# START OF Task material
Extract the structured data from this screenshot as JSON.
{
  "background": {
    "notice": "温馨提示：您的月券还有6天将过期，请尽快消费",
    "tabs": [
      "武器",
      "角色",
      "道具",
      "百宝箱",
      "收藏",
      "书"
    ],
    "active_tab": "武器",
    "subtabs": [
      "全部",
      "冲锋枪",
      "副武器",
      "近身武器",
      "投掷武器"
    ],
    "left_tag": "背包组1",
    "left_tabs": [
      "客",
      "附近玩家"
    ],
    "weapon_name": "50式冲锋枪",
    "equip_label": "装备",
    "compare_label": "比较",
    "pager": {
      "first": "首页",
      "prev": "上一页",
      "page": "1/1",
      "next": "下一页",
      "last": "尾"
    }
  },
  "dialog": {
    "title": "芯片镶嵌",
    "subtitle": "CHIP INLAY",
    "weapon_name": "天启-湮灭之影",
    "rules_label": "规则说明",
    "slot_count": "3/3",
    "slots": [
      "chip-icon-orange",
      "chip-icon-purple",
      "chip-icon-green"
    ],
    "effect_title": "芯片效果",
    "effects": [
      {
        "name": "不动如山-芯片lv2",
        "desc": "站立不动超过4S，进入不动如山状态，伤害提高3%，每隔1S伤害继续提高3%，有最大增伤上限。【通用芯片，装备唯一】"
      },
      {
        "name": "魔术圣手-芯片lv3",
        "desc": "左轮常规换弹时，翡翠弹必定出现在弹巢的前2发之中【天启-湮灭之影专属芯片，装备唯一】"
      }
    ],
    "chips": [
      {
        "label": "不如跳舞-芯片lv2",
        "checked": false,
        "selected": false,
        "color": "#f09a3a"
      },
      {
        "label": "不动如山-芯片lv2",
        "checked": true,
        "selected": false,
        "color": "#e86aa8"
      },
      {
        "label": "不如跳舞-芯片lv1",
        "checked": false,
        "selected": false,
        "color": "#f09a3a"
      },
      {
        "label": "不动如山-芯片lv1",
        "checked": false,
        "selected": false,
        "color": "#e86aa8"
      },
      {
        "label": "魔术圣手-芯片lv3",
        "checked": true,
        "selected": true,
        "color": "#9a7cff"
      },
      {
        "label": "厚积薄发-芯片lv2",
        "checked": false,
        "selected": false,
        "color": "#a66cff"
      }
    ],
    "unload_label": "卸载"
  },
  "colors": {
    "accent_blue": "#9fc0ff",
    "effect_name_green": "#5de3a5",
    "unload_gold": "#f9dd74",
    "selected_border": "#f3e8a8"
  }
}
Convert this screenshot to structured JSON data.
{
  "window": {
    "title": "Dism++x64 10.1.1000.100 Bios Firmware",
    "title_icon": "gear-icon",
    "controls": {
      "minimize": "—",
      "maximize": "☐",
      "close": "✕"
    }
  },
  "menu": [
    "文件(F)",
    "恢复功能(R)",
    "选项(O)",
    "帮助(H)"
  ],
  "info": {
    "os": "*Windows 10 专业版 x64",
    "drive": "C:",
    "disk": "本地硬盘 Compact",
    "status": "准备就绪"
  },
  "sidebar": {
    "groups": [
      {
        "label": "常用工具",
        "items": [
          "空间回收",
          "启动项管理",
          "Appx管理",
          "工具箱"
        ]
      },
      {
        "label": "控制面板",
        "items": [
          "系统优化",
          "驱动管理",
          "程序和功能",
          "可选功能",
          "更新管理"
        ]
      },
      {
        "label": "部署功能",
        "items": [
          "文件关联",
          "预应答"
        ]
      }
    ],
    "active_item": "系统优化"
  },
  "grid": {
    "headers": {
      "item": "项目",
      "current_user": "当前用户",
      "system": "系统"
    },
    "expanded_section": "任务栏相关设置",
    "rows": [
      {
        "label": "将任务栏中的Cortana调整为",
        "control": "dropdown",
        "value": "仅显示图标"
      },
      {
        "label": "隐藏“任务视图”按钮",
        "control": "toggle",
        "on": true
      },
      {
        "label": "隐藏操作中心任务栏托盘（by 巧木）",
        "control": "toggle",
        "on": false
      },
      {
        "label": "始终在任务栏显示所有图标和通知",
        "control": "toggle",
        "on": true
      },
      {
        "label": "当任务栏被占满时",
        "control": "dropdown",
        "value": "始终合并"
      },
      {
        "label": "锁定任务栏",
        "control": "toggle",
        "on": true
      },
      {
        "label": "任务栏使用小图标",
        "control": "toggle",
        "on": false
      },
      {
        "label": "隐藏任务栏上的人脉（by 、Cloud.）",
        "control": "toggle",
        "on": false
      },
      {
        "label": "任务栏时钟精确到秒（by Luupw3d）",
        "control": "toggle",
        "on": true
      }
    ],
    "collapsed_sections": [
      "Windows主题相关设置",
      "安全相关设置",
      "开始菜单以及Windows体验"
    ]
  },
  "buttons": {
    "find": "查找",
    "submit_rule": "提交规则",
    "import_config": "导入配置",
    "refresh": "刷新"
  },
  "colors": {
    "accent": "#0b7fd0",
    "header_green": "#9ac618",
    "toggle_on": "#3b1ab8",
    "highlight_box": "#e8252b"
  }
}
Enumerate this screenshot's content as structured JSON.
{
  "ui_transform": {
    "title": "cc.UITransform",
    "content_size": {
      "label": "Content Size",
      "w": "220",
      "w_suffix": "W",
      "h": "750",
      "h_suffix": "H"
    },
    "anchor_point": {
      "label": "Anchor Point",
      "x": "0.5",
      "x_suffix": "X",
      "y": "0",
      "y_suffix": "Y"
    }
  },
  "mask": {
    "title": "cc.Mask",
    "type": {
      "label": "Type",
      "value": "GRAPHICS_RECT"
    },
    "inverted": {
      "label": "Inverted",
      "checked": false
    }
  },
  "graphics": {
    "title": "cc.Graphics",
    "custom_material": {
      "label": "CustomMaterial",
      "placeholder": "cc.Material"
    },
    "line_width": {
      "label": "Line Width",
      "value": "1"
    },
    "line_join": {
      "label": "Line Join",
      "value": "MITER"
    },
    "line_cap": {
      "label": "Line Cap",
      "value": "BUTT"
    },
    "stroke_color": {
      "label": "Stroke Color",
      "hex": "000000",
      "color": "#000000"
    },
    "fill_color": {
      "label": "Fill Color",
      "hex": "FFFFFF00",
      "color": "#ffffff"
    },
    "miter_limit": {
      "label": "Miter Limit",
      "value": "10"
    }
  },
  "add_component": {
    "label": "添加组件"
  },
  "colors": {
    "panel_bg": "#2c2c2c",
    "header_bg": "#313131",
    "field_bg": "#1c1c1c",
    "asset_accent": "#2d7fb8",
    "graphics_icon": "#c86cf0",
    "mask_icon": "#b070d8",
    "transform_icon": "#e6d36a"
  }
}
# END OF Task material
Direction:
Set down exactly what runs from the line with "Enumerate this screenshot's" to the last line of the data above, including both of those lines and no others.

Worked solution:
Enumerate this screenshot's content as structured JSON.
{
  "ui_transform": {
    "title": "cc.UITransform",
    "content_size": {
      "label": "Content Size",
      "w": "220",
      "w_suffix": "W",
      "h": "750",
      "h_suffix": "H"
    },
    "anchor_point": {
      "label": "Anchor Point",
      "x": "0.5",
      "x_suffix": "X",
      "y": "0",
      "y_suffix": "Y"
    }
  },
  "mask": {
    "title": "cc.Mask",
    "type": {
      "label": "Type",
      "value": "GRAPHICS_RECT"
    },
    "inverted": {
      "label": "Inverted",
      "checked": false
    }
  },
  "graphics": {
    "title": "cc.Graphics",
    "custom_material": {
      "label": "CustomMaterial",
      "placeholder": "cc.Material"
    },
    "line_width": {
      "label": "Line Width",
      "value": "1"
    },
    "line_join": {
      "label": "Line Join",
      "value": "MITER"
    },
    "line_cap": {
      "label": "Line Cap",
      "value": "BUTT"
    },
    "stroke_color": {
      "label": "Stroke Color",
      "hex": "000000",
      "color": "#000000"
    },
    "fill_color": {
      "label": "Fill Color",
      "hex": "FFFFFF00",
      "color": "#ffffff"
    },
    "miter_limit": {
      "label": "Miter Limit",
      "value": "10"
    }
  },
  "add_component": {
    "label": "添加组件"
  },
  "colors": {
    "panel_bg": "#2c2c2c",
    "header_bg": "#313131",
    "field_bg": "#1c1c1c",
    "asset_accent": "#2d7fb8",
    "graphics_icon": "#c86cf0",
    "mask_icon": "#b070d8",
    "transform_icon": "#e6d36a"
  }
}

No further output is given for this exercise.